--- BEGIN EXTRACTED ENTRIES ---
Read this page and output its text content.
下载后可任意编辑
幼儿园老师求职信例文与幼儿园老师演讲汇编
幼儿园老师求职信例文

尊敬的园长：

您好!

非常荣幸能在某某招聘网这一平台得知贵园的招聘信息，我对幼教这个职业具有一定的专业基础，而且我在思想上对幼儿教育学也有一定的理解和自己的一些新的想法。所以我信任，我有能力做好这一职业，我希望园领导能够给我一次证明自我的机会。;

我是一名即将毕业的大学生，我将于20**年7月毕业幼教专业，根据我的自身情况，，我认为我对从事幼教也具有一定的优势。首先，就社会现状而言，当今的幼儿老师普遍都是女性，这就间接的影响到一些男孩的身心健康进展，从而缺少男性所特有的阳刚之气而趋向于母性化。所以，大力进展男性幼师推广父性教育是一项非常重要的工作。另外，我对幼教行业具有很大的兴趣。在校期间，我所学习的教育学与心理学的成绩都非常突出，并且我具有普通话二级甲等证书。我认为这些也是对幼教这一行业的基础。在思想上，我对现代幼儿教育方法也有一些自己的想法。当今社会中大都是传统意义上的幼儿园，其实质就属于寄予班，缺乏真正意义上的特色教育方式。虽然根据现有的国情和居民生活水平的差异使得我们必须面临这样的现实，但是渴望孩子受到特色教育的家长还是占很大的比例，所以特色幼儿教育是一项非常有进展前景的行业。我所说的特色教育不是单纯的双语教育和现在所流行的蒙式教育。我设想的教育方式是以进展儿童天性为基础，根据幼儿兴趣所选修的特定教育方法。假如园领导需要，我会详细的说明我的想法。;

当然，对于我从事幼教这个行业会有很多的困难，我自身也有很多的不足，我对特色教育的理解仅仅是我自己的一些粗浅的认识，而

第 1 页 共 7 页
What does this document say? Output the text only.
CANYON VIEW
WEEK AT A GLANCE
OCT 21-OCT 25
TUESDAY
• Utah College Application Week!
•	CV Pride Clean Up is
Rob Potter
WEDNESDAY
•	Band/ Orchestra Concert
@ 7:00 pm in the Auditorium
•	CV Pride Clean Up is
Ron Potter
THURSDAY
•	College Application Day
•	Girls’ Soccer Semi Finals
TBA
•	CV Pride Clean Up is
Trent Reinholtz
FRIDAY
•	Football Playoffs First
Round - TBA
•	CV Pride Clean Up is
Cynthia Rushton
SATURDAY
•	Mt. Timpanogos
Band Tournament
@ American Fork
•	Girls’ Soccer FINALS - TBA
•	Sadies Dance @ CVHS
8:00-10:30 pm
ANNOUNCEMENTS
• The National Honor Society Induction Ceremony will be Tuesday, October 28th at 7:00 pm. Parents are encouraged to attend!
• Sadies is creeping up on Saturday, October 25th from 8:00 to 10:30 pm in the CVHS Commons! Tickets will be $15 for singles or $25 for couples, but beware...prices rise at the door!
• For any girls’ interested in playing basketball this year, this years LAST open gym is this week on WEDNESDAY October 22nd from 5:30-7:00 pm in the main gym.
--- END EXTRACTED ENTRIES ---
REQUIREMENTS -
From the entries, report each line that includes the word "Band".

REPLY -
•	Band/ Orchestra Concert
Band Tournament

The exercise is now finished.